**Short exercise**: Reproduce the records below in full and exactly, without their images.

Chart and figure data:

## BEGIN

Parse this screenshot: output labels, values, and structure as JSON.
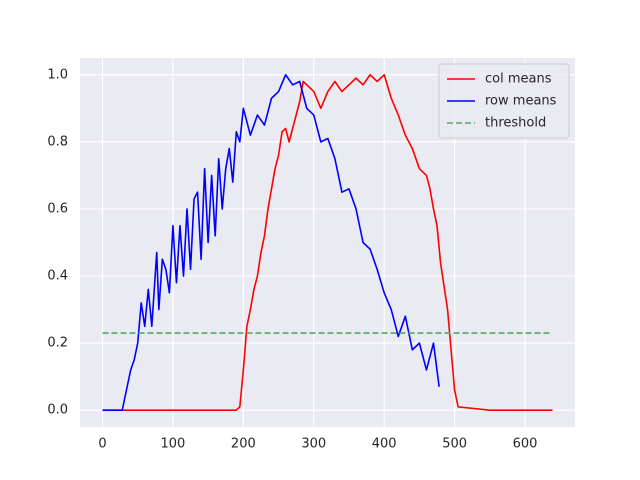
{
  "chart_data": {
    "type": "line",
    "xlim": [
      -31.95,
      670.95
    ],
    "ylim": [
      -0.05,
      1.05
    ],
    "xticks": [
      0,
      100,
      200,
      300,
      400,
      500,
      600
    ],
    "yticks": [
      {
        "value": 0,
        "label": "0.0"
      },
      0.2,
      0.4,
      0.6,
      0.8,
      {
        "value": 1,
        "label": "1.0"
      }
    ],
    "grid": true,
    "legend": "upper right",
    "series": [
      {
        "name": "col means",
        "color": "#ff0000",
        "linestyle": "solid",
        "x": [
          0,
          100,
          190,
          195,
          200,
          205,
          210,
          215,
          220,
          225,
          230,
          235,
          240,
          245,
          250,
          255,
          260,
          265,
          270,
          275,
          280,
          285,
          290,
          300,
          310,
          320,
          330,
          340,
          350,
          360,
          370,
          380,
          390,
          400,
          410,
          420,
          430,
          440,
          450,
          460,
          465,
          470,
          475,
          480,
          490,
          495,
          500,
          505,
          550,
          639
        ],
        "values": [
          0,
          0,
          0,
          0.01,
          0.12,
          0.25,
          0.3,
          0.36,
          0.4,
          0.47,
          0.52,
          0.6,
          0.66,
          0.72,
          0.76,
          0.83,
          0.84,
          0.8,
          0.84,
          0.88,
          0.92,
          0.98,
          0.97,
          0.95,
          0.9,
          0.95,
          0.98,
          0.95,
          0.97,
          0.99,
          0.97,
          1.0,
          0.98,
          1.0,
          0.93,
          0.88,
          0.82,
          0.78,
          0.72,
          0.7,
          0.66,
          0.6,
          0.55,
          0.44,
          0.3,
          0.18,
          0.06,
          0.01,
          0,
          0
        ]
      },
      {
        "name": "row means",
        "color": "#0000ff",
        "linestyle": "solid",
        "x": [
          0,
          28,
          35,
          40,
          45,
          50,
          55,
          60,
          65,
          70,
          77,
          80,
          85,
          90,
          95,
          100,
          105,
          110,
          115,
          120,
          125,
          130,
          135,
          140,
          145,
          150,
          155,
          160,
          165,
          170,
          175,
          180,
          185,
          190,
          195,
          200,
          210,
          220,
          230,
          240,
          250,
          260,
          270,
          280,
          290,
          300,
          310,
          320,
          330,
          340,
          350,
          360,
          370,
          380,
          390,
          400,
          410,
          420,
          430,
          440,
          450,
          460,
          470,
          478
        ],
        "values": [
          0,
          0,
          0.07,
          0.12,
          0.15,
          0.2,
          0.32,
          0.25,
          0.36,
          0.25,
          0.47,
          0.3,
          0.45,
          0.42,
          0.35,
          0.55,
          0.38,
          0.55,
          0.4,
          0.6,
          0.42,
          0.63,
          0.65,
          0.45,
          0.72,
          0.5,
          0.7,
          0.52,
          0.75,
          0.6,
          0.72,
          0.78,
          0.68,
          0.83,
          0.8,
          0.9,
          0.82,
          0.88,
          0.85,
          0.93,
          0.95,
          1.0,
          0.97,
          0.98,
          0.9,
          0.88,
          0.8,
          0.81,
          0.75,
          0.65,
          0.66,
          0.6,
          0.5,
          0.48,
          0.42,
          0.35,
          0.3,
          0.22,
          0.28,
          0.18,
          0.2,
          0.12,
          0.2,
          0.07
        ]
      },
      {
        "name": "threshold",
        "color": "#55a868",
        "linestyle": "dashed",
        "x": [
          0,
          639
        ],
        "values": [
          0.23,
          0.23
        ]
      }
    ]
  }
}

## END

**Exercise response**:
Parse this screenshot: output labels, values, and structure as JSON.
{
  "chart_data": {
    "type": "line",
    "xlim": [
      -31.95,
      670.95
    ],
    "ylim": [
      -0.05,
      1.05
    ],
    "xticks": [
      0,
      100,
      200,
      300,
      400,
      500,
      600
    ],
    "yticks": [
      {
        "value": 0,
        "label": "0.0"
      },
      0.2,
      0.4,
      0.6,
      0.8,
      {
        "value": 1,
        "label": "1.0"
      }
    ],
    "grid": true,
    "legend": "upper right",
    "series": [
      {
        "name": "col means",
        "color": "#ff0000",
        "linestyle": "solid",
        "x": [
          0,
          100,
          190,
          195,
          200,
          205,
          210,
          215,
          220,
          225,
          230,
          235,
          240,
          245,
          250,
          255,
          260,
          265,
          270,
          275,
          280,
          285,
          290,
          300,
          310,
          320,
          330,
          340,
          350,
          360,
          370,
          380,
          390,
          400,
          410,
          420,
          430,
          440,
          450,
          460,
          465,
          470,
          475,
          480,
          490,
          495,
          500,
          505,
          550,
          639
        ],
        "values": [
          0,
          0,
          0,
          0.01,
          0.12,
          0.25,
          0.3,
          0.36,
          0.4,
          0.47,
          0.52,
          0.6,
          0.66,
          0.72,
          0.76,
          0.83,
          0.84,
          0.8,
          0.84,
          0.88,
          0.92,
          0.98,
          0.97,
          0.95,
          0.9,
          0.95,
          0.98,
          0.95,
          0.97,
          0.99,
          0.97,
          1.0,
          0.98,
          1.0,
          0.93,
          0.88,
          0.82,
          0.78,
          0.72,
          0.7,
          0.66,
          0.6,
          0.55,
          0.44,
          0.3,
          0.18,
          0.06,
          0.01,
          0,
          0
        ]
      },
      {
        "name": "row means",
        "color": "#0000ff",
        "linestyle": "solid",
        "x": [
          0,
          28,
          35,
          40,
          45,
          50,
          55,
          60,
          65,
          70,
          77,
          80,
          85,
          90,
          95,
          100,
          105,
          110,
          115,
          120,
          125,
          130,
          135,
          140,
          145,
          150,
          155,
          160,
          165,
          170,
          175,
          180,
          185,
          190,
          195,
          200,
          210,
          220,
          230,
          240,
          250,
          260,
          270,
          280,
          290,
          300,
          310,
          320,
          330,
          340,
          350,
          360,
          370,
          380,
          390,
          400,
          410,
          420,
          430,
          440,
          450,
          460,
          470,
          478
        ],
        "values": [
          0,
          0,
          0.07,
          0.12,
          0.15,
          0.2,
          0.32,
          0.25,
          0.36,
          0.25,
          0.47,
          0.3,
          0.45,
          0.42,
          0.35,
          0.55,
          0.38,
          0.55,
          0.4,
          0.6,
          0.42,
          0.63,
          0.65,
          0.45,
          0.72,
          0.5,
          0.7,
          0.52,
          0.75,
          0.6,
          0.72,
          0.78,
          0.68,
          0.83,
          0.8,
          0.9,
          0.82,
          0.88,
          0.85,
          0.93,
          0.95,
          1.0,
          0.97,
          0.98,
          0.9,
          0.88,
          0.8,
          0.81,
          0.75,
          0.65,
          0.66,
          0.6,
          0.5,
          0.48,
          0.42,
          0.35,
          0.3,
          0.22,
          0.28,
          0.18,
          0.2,
          0.12,
          0.2,
          0.07
        ]
      },
      {
        "name": "threshold",
        "color": "#55a868",
        "linestyle": "dashed",
        "x": [
          0,
          639
        ],
        "values": [
          0.23,
          0.23
        ]
      }
    ]
  }
}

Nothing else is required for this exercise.